» THE REQUEST: Using the listing below, extract each line that has the word "source" in it.

» DATA TO USE:
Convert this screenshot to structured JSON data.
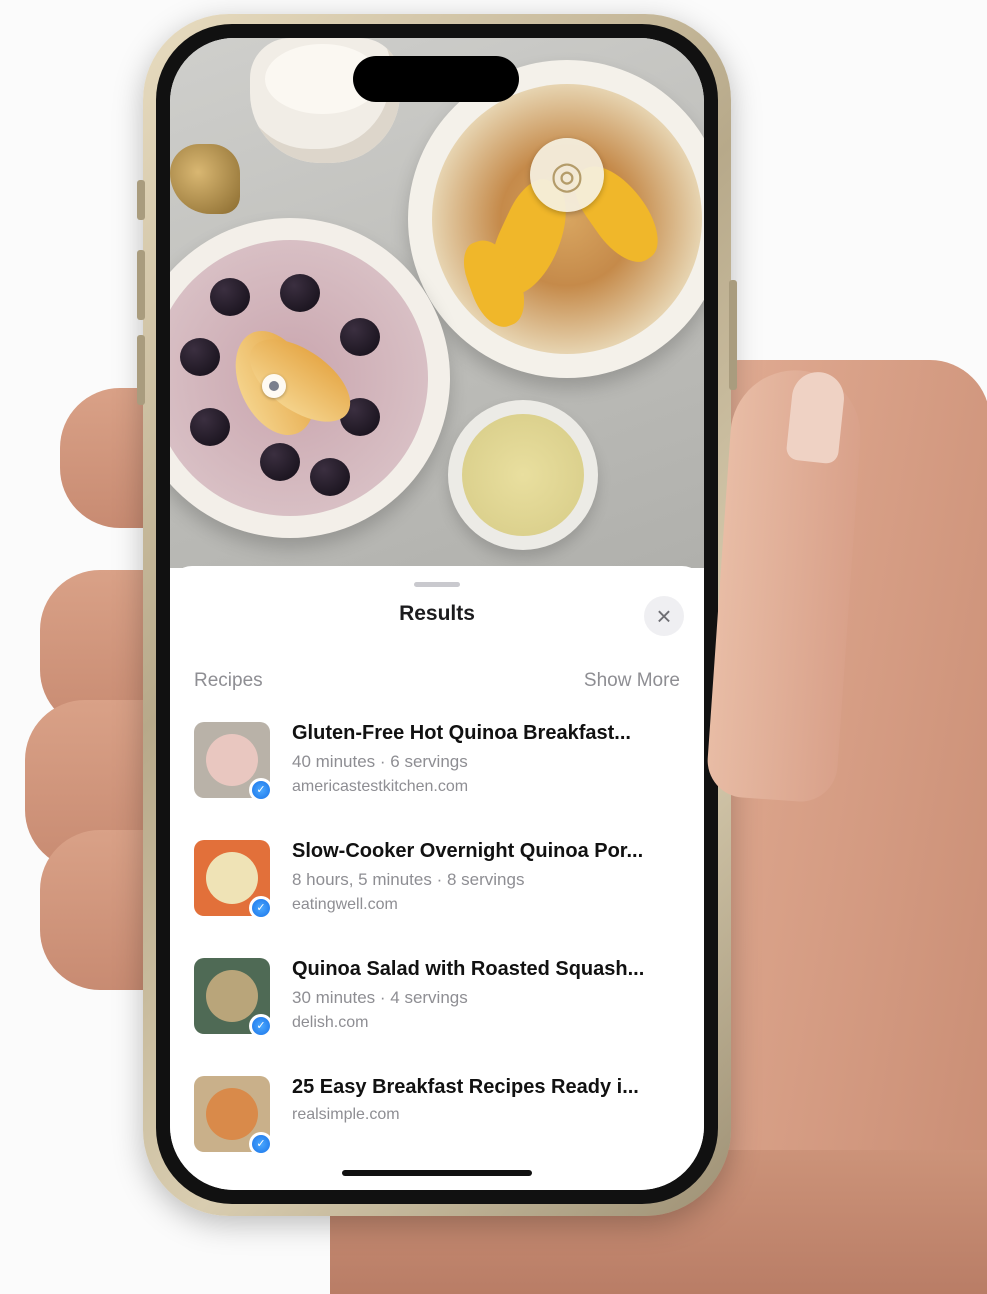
{
  "sheet": {
    "title": "Results",
    "close_icon": "×",
    "section_title": "Recipes",
    "show_more": "Show More"
  },
  "results": [
    {
      "title": "Gluten-Free Hot Quinoa Breakfast...",
      "meta": "40 minutes · 6 servings",
      "source": "americastestkitchen.com",
      "thumb_bg": "#b9b2a8",
      "plate_color": "#e9c7c0",
      "icon": "safari-icon"
    },
    {
      "title": "Slow-Cooker Overnight Quinoa Por...",
      "meta": "8 hours, 5 minutes · 8 servings",
      "source": "eatingwell.com",
      "thumb_bg": "#e2703a",
      "plate_color": "#efe3b6",
      "icon": "safari-icon"
    },
    {
      "title": "Quinoa Salad with Roasted Squash...",
      "meta": "30 minutes · 4 servings",
      "source": "delish.com",
      "thumb_bg": "#4f6a55",
      "plate_color": "#b9a57a",
      "icon": "safari-icon"
    },
    {
      "title": "25 Easy Breakfast Recipes Ready i...",
      "meta": "",
      "source": "realsimple.com",
      "thumb_bg": "#c9b08a",
      "plate_color": "#d98a4a",
      "icon": "safari-icon"
    }
  ],
  "colors": {
    "sheet_bg": "#ffffff",
    "accent_blue": "#1a73e8",
    "secondary_text": "#8e8e93"
  }
}
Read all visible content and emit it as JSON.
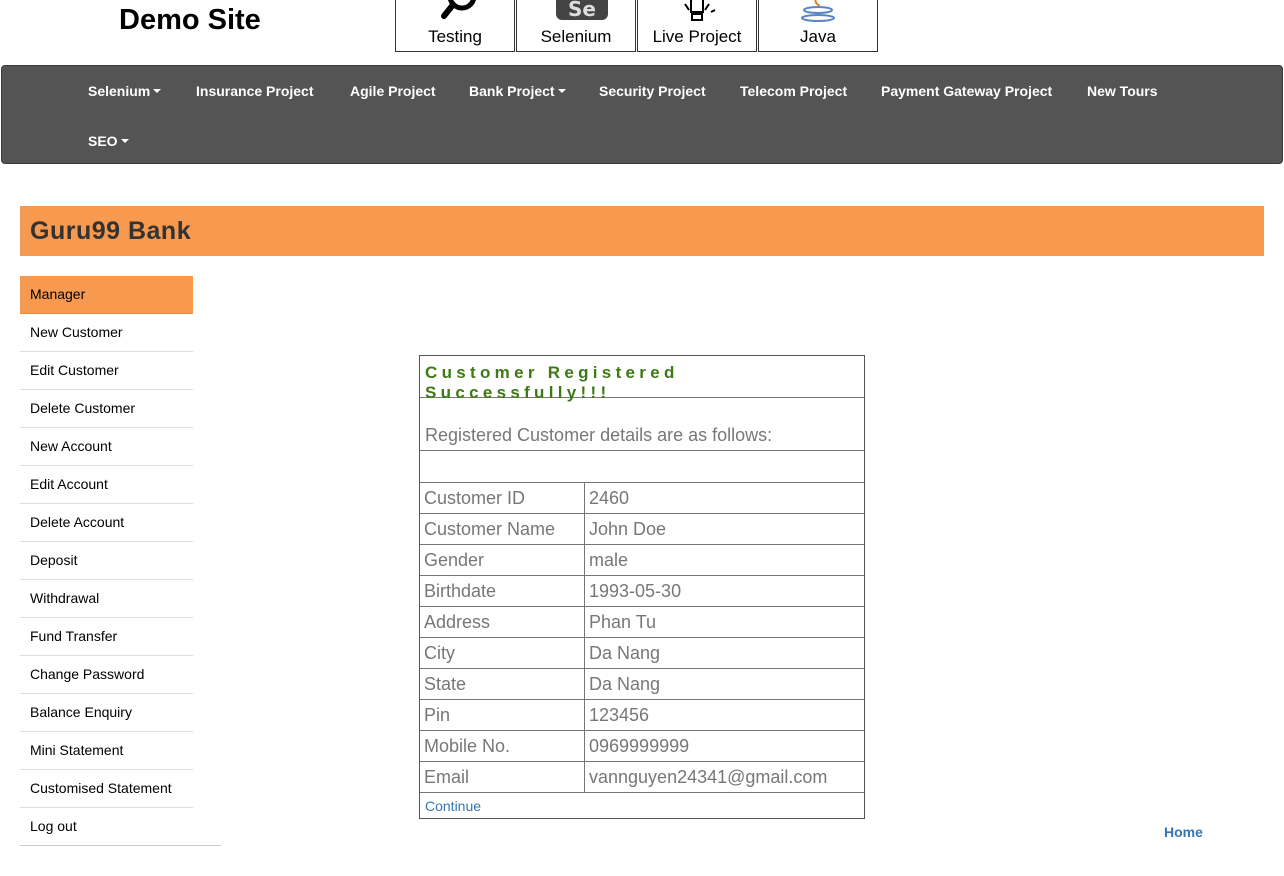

» THE COMPLETED TASK:
      "source": "americastestkitchen.com",
      "source": "eatingwell.com",
      "source": "delish.com",
      "source": "realsimple.com",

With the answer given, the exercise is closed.